TASK OBJECTIVE: Retype the listing below line for line, changing nothing.

DATA TO PROCESS:

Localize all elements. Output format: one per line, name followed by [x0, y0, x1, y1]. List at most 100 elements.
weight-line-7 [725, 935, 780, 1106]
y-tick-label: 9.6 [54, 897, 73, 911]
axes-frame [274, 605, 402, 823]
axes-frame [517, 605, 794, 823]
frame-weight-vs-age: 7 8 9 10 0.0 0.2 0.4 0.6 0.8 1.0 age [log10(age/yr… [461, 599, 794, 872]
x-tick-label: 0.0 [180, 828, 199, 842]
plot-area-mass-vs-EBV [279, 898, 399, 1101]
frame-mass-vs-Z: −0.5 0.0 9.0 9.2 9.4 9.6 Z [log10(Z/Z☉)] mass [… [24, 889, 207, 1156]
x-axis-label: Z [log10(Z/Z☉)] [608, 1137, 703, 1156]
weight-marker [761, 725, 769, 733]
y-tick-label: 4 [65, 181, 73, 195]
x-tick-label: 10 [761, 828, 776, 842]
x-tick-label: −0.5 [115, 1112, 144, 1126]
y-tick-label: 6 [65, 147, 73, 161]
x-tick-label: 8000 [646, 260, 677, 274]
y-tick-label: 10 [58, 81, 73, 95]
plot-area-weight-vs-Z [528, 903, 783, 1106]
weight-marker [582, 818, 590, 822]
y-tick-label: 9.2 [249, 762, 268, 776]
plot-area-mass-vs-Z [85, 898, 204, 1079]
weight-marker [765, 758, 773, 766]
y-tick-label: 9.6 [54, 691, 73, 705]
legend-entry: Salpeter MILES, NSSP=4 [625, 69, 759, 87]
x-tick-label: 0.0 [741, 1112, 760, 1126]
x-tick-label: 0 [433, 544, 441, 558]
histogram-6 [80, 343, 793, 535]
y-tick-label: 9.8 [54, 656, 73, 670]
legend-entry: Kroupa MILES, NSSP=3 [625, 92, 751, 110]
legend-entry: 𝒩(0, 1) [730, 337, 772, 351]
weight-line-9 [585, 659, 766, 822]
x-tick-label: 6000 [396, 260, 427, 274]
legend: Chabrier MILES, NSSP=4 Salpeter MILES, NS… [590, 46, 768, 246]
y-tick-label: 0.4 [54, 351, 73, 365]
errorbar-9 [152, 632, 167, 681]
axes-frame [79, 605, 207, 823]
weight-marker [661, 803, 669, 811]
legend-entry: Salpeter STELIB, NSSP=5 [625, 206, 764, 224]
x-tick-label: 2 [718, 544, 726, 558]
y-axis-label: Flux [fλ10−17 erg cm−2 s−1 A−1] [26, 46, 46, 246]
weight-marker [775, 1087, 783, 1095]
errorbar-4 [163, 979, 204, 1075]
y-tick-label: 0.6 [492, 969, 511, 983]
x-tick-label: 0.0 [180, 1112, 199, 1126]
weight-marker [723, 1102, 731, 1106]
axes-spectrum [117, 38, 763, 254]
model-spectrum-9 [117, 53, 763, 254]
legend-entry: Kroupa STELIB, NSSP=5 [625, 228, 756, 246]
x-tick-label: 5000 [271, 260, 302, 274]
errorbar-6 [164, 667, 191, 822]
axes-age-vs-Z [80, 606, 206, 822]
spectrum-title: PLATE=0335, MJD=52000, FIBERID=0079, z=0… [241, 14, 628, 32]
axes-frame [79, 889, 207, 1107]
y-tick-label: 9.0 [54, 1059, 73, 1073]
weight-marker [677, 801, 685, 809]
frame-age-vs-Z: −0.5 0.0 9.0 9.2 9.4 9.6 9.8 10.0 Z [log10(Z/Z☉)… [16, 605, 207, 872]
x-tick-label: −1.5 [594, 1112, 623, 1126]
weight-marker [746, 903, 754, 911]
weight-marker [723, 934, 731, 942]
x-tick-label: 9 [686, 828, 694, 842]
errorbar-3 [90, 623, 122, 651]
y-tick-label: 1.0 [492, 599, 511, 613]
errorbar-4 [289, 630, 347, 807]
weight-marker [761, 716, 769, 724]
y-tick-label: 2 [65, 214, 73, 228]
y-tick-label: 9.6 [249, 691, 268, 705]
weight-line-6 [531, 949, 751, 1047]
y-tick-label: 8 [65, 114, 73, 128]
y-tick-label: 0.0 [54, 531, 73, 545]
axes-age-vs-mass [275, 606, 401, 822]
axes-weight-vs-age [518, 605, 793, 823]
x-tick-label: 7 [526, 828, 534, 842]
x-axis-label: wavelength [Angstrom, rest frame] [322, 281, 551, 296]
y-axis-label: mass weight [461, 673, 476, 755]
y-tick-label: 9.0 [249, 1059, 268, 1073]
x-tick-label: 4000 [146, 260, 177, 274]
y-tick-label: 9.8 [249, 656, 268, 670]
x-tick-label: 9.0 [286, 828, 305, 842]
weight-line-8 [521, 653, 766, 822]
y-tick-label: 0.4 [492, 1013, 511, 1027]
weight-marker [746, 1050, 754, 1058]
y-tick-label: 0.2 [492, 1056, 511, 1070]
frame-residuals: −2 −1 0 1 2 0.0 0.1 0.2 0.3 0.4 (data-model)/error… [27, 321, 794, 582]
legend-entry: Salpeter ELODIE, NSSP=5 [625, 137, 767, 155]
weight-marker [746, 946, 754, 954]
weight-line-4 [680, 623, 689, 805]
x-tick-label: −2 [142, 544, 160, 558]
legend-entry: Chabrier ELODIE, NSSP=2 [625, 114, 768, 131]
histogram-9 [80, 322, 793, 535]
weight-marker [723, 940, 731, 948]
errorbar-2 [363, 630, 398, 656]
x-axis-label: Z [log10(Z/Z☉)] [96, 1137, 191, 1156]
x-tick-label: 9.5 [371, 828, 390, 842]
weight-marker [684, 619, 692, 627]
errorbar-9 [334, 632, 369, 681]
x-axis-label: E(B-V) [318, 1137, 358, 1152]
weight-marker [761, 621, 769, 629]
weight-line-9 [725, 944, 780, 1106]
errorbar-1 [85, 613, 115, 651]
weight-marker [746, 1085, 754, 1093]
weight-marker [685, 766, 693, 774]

WRITTEN RESPONSE:
Localize all elements. Output format: one per line, name followed by [x0, y0, x1, y1]. List at most 100 elements.
weight-line-7 [725, 935, 780, 1106]
y-tick-label: 9.6 [54, 897, 73, 911]
axes-frame [274, 605, 402, 823]
axes-frame [517, 605, 794, 823]
frame-weight-vs-age: 7 8 9 10 0.0 0.2 0.4 0.6 0.8 1.0 age [log10(age/yr… [461, 599, 794, 872]
x-tick-label: 0.0 [180, 828, 199, 842]
plot-area-mass-vs-EBV [279, 898, 399, 1101]
frame-mass-vs-Z: −0.5 0.0 9.0 9.2 9.4 9.6 Z [log10(Z/Z☉)] mass [… [24, 889, 207, 1156]
x-axis-label: Z [log10(Z/Z☉)] [608, 1137, 703, 1156]
weight-marker [761, 725, 769, 733]
y-tick-label: 4 [65, 181, 73, 195]
x-tick-label: 10 [761, 828, 776, 842]
x-tick-label: −0.5 [115, 1112, 144, 1126]
y-tick-label: 6 [65, 147, 73, 161]
x-tick-label: 8000 [646, 260, 677, 274]
y-tick-label: 10 [58, 81, 73, 95]
plot-area-weight-vs-Z [528, 903, 783, 1106]
weight-marker [582, 818, 590, 822]
y-tick-label: 9.2 [249, 762, 268, 776]
plot-area-mass-vs-Z [85, 898, 204, 1079]
weight-marker [765, 758, 773, 766]
y-tick-label: 9.6 [54, 691, 73, 705]
legend-entry: Salpeter MILES, NSSP=4 [625, 69, 759, 87]
x-tick-label: 0.0 [741, 1112, 760, 1126]
x-tick-label: 0 [433, 544, 441, 558]
histogram-6 [80, 343, 793, 535]
y-tick-label: 9.8 [54, 656, 73, 670]
legend-entry: Kroupa MILES, NSSP=3 [625, 92, 751, 110]
legend-entry: 𝒩(0, 1) [730, 337, 772, 351]
weight-line-9 [585, 659, 766, 822]
x-tick-label: 6000 [396, 260, 427, 274]
legend: Chabrier MILES, NSSP=4 Salpeter MILES, NS… [590, 46, 768, 246]
y-tick-label: 0.4 [54, 351, 73, 365]
errorbar-9 [152, 632, 167, 681]
axes-frame [79, 605, 207, 823]
weight-marker [661, 803, 669, 811]
legend-entry: Salpeter STELIB, NSSP=5 [625, 206, 764, 224]
x-tick-label: 2 [718, 544, 726, 558]
y-axis-label: Flux [fλ10−17 erg cm−2 s−1 A−1] [26, 46, 46, 246]
weight-marker [775, 1087, 783, 1095]
errorbar-4 [163, 979, 204, 1075]
y-tick-label: 0.6 [492, 969, 511, 983]
x-tick-label: 0.0 [180, 1112, 199, 1126]
weight-marker [723, 1102, 731, 1106]
axes-spectrum [117, 38, 763, 254]
model-spectrum-9 [117, 53, 763, 254]
legend-entry: Kroupa STELIB, NSSP=5 [625, 228, 756, 246]
x-tick-label: 5000 [271, 260, 302, 274]
errorbar-6 [164, 667, 191, 822]
axes-age-vs-Z [80, 606, 206, 822]
spectrum-title: PLATE=0335, MJD=52000, FIBERID=0079, z=0… [241, 14, 628, 32]
axes-frame [79, 889, 207, 1107]
y-tick-label: 9.0 [54, 1059, 73, 1073]
weight-marker [677, 801, 685, 809]
frame-age-vs-Z: −0.5 0.0 9.0 9.2 9.4 9.6 9.8 10.0 Z [log10(Z/Z☉)… [16, 605, 207, 872]
x-tick-label: −1.5 [594, 1112, 623, 1126]
weight-marker [746, 903, 754, 911]
weight-marker [723, 934, 731, 942]
x-tick-label: 9 [686, 828, 694, 842]
errorbar-3 [90, 623, 122, 651]
y-tick-label: 1.0 [492, 599, 511, 613]
errorbar-4 [289, 630, 347, 807]
weight-marker [761, 716, 769, 724]
y-tick-label: 2 [65, 214, 73, 228]
y-tick-label: 9.6 [249, 691, 268, 705]
weight-line-6 [531, 949, 751, 1047]
y-tick-label: 8 [65, 114, 73, 128]
y-tick-label: 0.0 [54, 531, 73, 545]
axes-age-vs-mass [275, 606, 401, 822]
axes-weight-vs-age [518, 605, 793, 823]
x-tick-label: 7 [526, 828, 534, 842]
x-axis-label: wavelength [Angstrom, rest frame] [322, 281, 551, 296]
y-axis-label: mass weight [461, 673, 476, 755]
y-tick-label: 9.0 [249, 1059, 268, 1073]
x-tick-label: 4000 [146, 260, 177, 274]
y-tick-label: 9.8 [249, 656, 268, 670]
x-tick-label: 9.0 [286, 828, 305, 842]
weight-line-8 [521, 653, 766, 822]
y-tick-label: 0.4 [492, 1013, 511, 1027]
weight-marker [746, 1050, 754, 1058]
y-tick-label: 0.2 [492, 1056, 511, 1070]
frame-residuals: −2 −1 0 1 2 0.0 0.1 0.2 0.3 0.4 (data-model)/error… [27, 321, 794, 582]
legend-entry: Salpeter ELODIE, NSSP=5 [625, 137, 767, 155]
weight-marker [746, 946, 754, 954]
weight-line-4 [680, 623, 689, 805]
x-tick-label: −2 [142, 544, 160, 558]
legend-entry: Chabrier ELODIE, NSSP=2 [625, 114, 768, 131]
histogram-9 [80, 322, 793, 535]
weight-marker [723, 940, 731, 948]
errorbar-2 [363, 630, 398, 656]
x-axis-label: Z [log10(Z/Z☉)] [96, 1137, 191, 1156]
x-tick-label: 9.5 [371, 828, 390, 842]
weight-marker [684, 619, 692, 627]
errorbar-9 [334, 632, 369, 681]
x-axis-label: E(B-V) [318, 1137, 358, 1152]
weight-marker [761, 621, 769, 629]
weight-line-9 [725, 944, 780, 1106]
errorbar-1 [85, 613, 115, 651]
weight-marker [746, 1085, 754, 1093]
weight-marker [685, 766, 693, 774]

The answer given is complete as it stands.